==== DATASET RECORDS
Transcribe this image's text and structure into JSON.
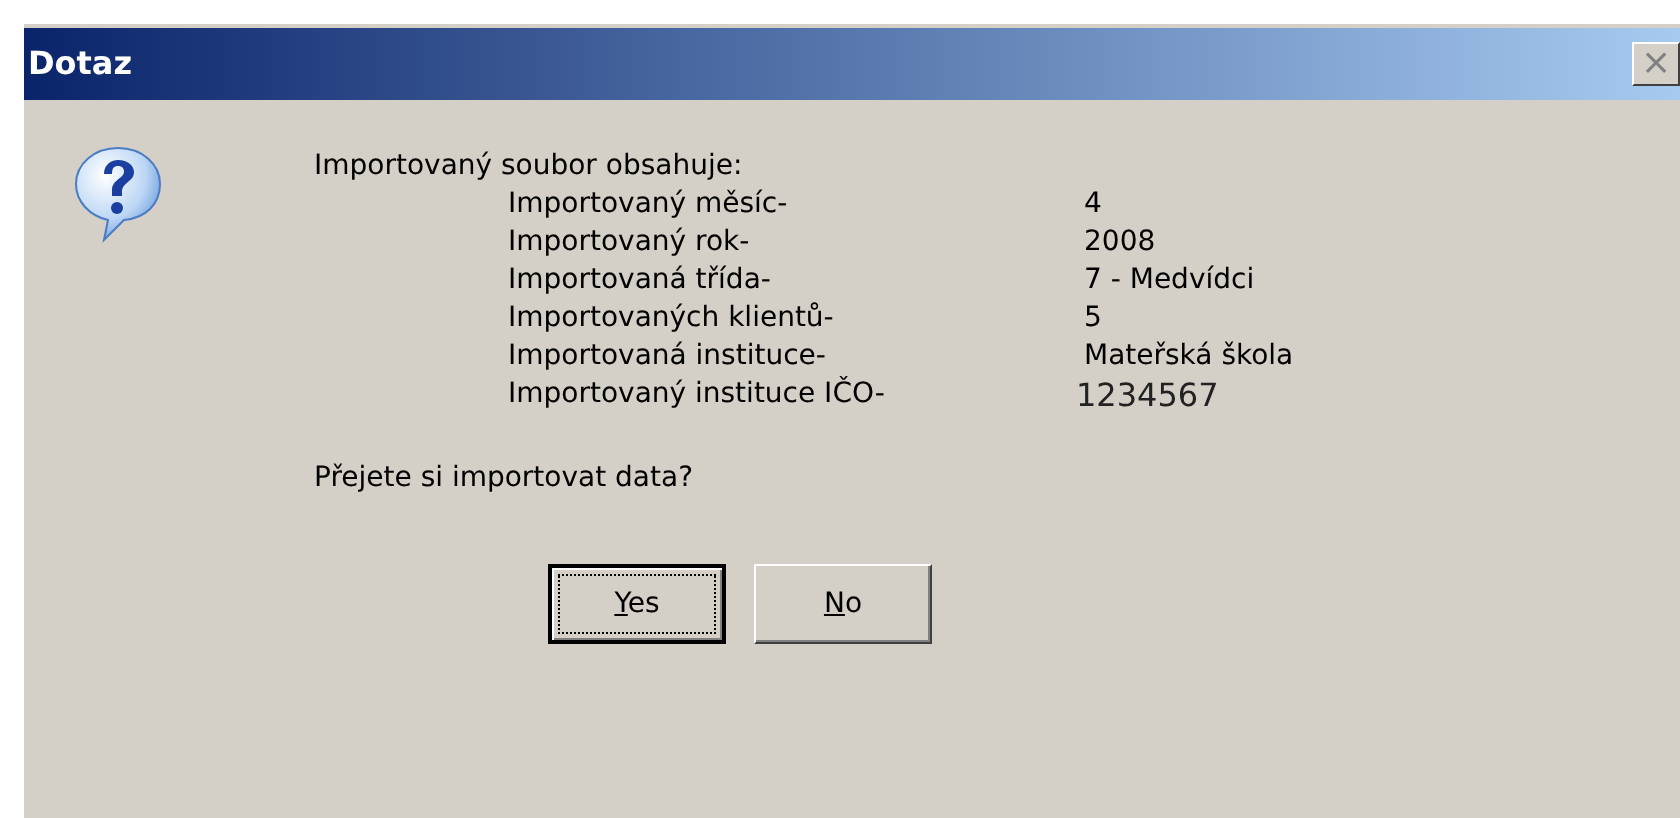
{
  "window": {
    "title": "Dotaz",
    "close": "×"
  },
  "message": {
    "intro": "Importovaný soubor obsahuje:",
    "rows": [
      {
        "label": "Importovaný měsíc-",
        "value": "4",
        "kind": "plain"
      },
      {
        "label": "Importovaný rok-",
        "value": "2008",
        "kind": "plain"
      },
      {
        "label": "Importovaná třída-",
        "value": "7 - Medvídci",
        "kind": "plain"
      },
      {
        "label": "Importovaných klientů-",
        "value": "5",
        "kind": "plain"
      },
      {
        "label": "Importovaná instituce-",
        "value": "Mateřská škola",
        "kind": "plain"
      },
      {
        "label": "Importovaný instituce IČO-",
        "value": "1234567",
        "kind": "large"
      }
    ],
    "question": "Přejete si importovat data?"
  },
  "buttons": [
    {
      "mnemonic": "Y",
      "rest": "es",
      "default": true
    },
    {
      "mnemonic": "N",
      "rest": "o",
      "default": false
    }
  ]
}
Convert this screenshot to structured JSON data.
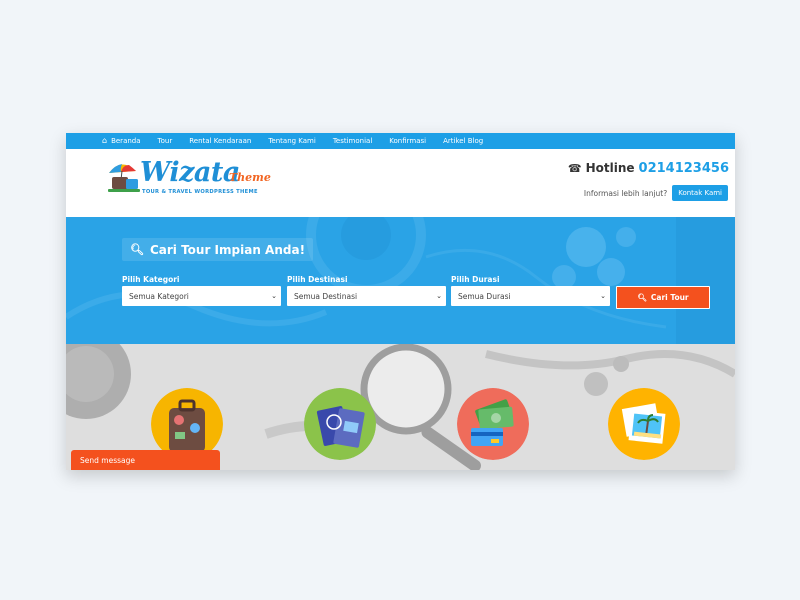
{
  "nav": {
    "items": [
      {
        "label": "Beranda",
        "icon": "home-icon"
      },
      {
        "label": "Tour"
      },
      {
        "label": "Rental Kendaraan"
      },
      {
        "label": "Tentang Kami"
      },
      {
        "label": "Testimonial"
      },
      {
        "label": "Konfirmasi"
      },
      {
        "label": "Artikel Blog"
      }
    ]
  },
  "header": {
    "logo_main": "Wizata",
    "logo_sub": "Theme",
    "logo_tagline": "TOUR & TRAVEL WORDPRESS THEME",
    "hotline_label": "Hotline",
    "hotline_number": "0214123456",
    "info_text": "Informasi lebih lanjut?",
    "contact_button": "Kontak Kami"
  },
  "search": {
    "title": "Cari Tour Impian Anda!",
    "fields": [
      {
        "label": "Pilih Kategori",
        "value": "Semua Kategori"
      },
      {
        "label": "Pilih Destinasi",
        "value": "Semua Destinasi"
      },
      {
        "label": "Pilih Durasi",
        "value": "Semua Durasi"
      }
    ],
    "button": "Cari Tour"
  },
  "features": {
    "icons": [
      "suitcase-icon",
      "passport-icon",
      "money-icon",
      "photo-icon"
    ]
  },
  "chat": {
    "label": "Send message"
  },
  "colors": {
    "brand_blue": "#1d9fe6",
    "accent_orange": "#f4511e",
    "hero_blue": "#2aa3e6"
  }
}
========
==== DATASET RECORDS
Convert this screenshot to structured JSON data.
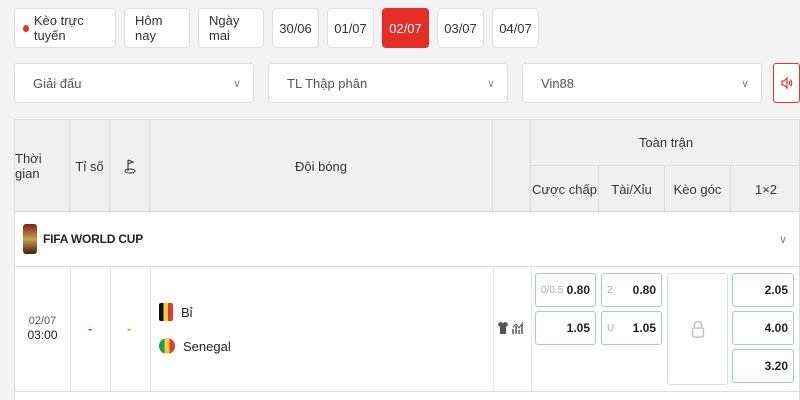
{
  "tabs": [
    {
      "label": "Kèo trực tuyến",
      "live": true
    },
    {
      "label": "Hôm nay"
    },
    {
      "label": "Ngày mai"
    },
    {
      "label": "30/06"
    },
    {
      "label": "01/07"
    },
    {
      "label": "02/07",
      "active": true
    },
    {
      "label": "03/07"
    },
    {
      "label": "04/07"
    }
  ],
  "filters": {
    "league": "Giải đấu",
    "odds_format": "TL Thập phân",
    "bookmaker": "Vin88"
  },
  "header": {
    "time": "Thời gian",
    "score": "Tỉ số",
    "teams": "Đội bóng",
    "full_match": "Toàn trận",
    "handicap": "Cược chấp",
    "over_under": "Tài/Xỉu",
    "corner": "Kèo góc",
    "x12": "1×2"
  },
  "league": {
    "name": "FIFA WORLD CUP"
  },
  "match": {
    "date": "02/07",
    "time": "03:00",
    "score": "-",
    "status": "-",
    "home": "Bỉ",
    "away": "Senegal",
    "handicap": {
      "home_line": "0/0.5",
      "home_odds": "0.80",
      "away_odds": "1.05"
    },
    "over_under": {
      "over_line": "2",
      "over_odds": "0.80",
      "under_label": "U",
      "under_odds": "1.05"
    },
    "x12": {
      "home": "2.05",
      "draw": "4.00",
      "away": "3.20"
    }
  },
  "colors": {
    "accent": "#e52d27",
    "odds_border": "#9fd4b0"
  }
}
========
Look for "instituce" and pull out every line that has it.

• _SOLUTION TO THIS PROBLEM_
        "label": "Importovaná instituce-",
        "label": "Importovaný instituce IČO-",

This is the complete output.